- _Requirements_: Copy the lines below verbatim, beginning with the line that includes "Reverse-engineer this chart into JSON." and continuing to the end; leave out everything before it.

══ Data to use ══

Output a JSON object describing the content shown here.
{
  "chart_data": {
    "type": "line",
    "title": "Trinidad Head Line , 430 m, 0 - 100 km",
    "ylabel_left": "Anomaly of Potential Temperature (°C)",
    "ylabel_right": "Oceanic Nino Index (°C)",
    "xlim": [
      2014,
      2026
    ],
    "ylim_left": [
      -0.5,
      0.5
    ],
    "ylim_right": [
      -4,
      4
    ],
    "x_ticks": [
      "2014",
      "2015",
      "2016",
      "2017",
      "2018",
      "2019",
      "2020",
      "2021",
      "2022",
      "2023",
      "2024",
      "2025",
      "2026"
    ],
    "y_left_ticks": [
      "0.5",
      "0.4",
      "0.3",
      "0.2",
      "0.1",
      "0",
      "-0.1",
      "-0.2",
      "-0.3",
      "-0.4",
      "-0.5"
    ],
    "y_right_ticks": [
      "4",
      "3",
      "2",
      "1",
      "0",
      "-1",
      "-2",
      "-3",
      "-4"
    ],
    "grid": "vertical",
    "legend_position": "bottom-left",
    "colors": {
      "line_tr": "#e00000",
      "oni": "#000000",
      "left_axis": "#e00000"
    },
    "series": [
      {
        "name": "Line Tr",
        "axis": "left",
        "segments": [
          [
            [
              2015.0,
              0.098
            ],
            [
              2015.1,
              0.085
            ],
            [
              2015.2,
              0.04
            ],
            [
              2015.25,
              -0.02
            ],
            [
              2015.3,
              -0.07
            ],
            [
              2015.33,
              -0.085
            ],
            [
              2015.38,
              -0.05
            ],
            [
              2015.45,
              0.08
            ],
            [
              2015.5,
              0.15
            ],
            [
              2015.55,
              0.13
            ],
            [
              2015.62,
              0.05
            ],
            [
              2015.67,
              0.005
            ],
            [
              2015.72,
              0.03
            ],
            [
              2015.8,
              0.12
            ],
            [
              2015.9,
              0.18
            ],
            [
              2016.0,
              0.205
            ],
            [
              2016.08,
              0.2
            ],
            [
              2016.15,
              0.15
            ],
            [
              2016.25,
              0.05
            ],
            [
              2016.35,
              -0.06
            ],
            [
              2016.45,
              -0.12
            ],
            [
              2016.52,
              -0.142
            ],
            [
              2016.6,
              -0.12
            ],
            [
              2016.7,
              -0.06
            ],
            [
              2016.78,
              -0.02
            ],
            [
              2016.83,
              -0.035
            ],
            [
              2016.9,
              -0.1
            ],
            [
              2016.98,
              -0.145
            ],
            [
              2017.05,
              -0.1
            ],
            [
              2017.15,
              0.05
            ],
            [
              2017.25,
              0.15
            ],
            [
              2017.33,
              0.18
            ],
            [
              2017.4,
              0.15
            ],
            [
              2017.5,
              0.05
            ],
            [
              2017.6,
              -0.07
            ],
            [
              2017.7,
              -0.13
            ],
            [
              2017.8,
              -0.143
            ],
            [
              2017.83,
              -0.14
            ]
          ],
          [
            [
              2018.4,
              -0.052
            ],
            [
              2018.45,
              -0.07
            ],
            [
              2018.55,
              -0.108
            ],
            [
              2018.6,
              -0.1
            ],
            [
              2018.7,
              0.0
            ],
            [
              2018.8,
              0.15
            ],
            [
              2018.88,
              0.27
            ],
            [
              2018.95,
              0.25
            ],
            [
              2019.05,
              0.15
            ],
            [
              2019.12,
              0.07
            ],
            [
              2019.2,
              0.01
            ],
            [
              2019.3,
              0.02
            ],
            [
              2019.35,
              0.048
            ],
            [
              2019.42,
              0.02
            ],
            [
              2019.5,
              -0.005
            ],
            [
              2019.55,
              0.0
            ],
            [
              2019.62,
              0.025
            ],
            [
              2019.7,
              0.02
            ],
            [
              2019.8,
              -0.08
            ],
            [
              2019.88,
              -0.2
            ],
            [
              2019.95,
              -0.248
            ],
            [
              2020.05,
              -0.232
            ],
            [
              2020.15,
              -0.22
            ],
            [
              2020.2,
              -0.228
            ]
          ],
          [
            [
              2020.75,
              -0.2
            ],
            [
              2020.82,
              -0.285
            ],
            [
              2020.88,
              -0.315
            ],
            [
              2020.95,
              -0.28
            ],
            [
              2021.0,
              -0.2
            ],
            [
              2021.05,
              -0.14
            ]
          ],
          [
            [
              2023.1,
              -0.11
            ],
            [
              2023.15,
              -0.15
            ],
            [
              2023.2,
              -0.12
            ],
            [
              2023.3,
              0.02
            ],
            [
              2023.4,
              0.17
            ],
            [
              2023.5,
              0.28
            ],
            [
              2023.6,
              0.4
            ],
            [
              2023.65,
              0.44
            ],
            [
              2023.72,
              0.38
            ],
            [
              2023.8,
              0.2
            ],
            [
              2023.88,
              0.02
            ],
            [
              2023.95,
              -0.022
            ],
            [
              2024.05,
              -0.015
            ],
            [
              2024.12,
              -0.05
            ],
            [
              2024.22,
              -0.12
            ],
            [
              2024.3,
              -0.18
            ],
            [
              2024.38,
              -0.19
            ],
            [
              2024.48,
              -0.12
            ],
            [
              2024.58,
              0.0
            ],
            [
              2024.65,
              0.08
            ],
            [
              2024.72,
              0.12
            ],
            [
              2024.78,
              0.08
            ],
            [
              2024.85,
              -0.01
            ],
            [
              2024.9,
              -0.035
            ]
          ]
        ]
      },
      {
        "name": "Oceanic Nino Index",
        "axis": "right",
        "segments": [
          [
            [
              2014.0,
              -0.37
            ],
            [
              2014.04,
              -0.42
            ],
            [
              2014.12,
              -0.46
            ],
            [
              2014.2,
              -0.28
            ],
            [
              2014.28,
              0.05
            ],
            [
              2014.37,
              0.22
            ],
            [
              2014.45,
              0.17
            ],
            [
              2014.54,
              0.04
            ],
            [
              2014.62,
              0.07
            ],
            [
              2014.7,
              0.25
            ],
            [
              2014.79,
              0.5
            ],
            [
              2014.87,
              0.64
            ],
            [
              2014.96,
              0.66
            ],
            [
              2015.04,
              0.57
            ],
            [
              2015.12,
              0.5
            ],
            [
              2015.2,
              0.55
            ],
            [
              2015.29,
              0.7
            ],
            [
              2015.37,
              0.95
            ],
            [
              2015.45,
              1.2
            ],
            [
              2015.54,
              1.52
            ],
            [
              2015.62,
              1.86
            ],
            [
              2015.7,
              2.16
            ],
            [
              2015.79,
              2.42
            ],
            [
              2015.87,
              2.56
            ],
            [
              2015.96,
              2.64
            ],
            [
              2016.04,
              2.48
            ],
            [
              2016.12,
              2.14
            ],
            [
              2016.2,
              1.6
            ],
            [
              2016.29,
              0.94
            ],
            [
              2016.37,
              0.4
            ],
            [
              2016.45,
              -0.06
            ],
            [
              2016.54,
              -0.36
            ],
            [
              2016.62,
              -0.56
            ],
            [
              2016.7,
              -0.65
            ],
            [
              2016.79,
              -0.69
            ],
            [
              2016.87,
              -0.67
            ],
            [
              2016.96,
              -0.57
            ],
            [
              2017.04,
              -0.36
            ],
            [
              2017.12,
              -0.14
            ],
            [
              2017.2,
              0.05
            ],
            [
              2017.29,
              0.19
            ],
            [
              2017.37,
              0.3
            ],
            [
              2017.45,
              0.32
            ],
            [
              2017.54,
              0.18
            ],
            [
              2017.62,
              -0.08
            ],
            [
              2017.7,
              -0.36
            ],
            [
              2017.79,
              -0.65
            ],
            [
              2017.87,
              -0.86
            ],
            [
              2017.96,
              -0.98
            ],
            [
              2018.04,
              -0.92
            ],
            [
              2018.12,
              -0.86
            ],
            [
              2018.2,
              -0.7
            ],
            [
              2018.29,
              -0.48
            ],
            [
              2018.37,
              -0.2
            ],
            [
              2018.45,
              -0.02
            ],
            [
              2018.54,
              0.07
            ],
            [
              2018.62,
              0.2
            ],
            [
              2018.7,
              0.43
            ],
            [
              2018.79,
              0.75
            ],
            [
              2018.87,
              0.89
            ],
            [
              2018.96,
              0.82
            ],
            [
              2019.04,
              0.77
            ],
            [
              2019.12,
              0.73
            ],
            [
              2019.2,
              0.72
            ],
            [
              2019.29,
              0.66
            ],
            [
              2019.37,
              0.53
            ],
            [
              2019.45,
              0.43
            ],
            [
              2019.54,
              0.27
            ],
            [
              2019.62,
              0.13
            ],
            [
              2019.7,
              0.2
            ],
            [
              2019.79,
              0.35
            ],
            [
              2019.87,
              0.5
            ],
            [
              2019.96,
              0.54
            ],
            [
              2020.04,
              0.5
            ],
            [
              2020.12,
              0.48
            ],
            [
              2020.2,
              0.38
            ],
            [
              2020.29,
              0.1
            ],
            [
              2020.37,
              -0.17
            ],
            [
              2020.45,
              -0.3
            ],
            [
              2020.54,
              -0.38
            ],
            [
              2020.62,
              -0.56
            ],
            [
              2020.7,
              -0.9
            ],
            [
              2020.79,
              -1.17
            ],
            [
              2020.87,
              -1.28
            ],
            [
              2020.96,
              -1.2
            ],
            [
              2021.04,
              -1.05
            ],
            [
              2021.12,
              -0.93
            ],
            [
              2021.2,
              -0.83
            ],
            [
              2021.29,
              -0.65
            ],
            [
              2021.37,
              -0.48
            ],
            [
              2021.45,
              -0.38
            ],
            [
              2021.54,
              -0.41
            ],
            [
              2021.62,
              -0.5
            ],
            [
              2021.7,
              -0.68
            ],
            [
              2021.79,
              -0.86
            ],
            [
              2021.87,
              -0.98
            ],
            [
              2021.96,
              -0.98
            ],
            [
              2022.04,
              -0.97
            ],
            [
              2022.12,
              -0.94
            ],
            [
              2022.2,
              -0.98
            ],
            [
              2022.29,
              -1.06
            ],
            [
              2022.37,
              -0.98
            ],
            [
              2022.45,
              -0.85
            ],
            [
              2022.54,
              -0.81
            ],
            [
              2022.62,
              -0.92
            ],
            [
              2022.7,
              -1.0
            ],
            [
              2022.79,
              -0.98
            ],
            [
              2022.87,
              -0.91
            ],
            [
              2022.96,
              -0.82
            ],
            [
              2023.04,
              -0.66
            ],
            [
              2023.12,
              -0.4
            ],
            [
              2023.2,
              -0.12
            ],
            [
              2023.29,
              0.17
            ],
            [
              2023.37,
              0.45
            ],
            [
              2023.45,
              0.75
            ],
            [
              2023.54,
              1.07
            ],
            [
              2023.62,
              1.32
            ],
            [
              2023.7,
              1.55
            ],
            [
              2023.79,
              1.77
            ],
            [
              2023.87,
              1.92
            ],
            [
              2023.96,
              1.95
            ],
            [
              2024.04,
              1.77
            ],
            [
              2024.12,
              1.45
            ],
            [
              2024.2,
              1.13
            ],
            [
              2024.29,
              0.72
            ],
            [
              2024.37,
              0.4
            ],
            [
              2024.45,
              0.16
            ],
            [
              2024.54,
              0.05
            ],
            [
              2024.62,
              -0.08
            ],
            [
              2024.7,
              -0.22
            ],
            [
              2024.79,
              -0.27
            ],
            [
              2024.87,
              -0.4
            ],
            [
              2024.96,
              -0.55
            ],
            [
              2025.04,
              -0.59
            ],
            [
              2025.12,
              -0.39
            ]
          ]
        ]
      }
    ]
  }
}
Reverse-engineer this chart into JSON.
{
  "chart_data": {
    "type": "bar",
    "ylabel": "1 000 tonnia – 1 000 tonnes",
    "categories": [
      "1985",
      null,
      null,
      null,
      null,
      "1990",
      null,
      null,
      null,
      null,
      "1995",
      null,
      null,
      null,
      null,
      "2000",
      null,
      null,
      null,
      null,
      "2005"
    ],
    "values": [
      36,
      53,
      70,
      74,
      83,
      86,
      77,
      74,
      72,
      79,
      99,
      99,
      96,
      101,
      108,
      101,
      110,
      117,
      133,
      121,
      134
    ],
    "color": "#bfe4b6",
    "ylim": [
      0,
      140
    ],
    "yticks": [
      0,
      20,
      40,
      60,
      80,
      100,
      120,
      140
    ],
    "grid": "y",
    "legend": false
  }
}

═══

- _Answer to the problem_:
Reverse-engineer this chart into JSON.
{
  "chart_data": {
    "type": "bar",
    "ylabel": "1 000 tonnia – 1 000 tonnes",
    "categories": [
      "1985",
      null,
      null,
      null,
      null,
      "1990",
      null,
      null,
      null,
      null,
      "1995",
      null,
      null,
      null,
      null,
      "2000",
      null,
      null,
      null,
      null,
      "2005"
    ],
    "values": [
      36,
      53,
      70,
      74,
      83,
      86,
      77,
      74,
      72,
      79,
      99,
      99,
      96,
      101,
      108,
      101,
      110,
      117,
      133,
      121,
      134
    ],
    "color": "#bfe4b6",
    "ylim": [
      0,
      140
    ],
    "yticks": [
      0,
      20,
      40,
      60,
      80,
      100,
      120,
      140
    ],
    "grid": "y",
    "legend": false
  }
}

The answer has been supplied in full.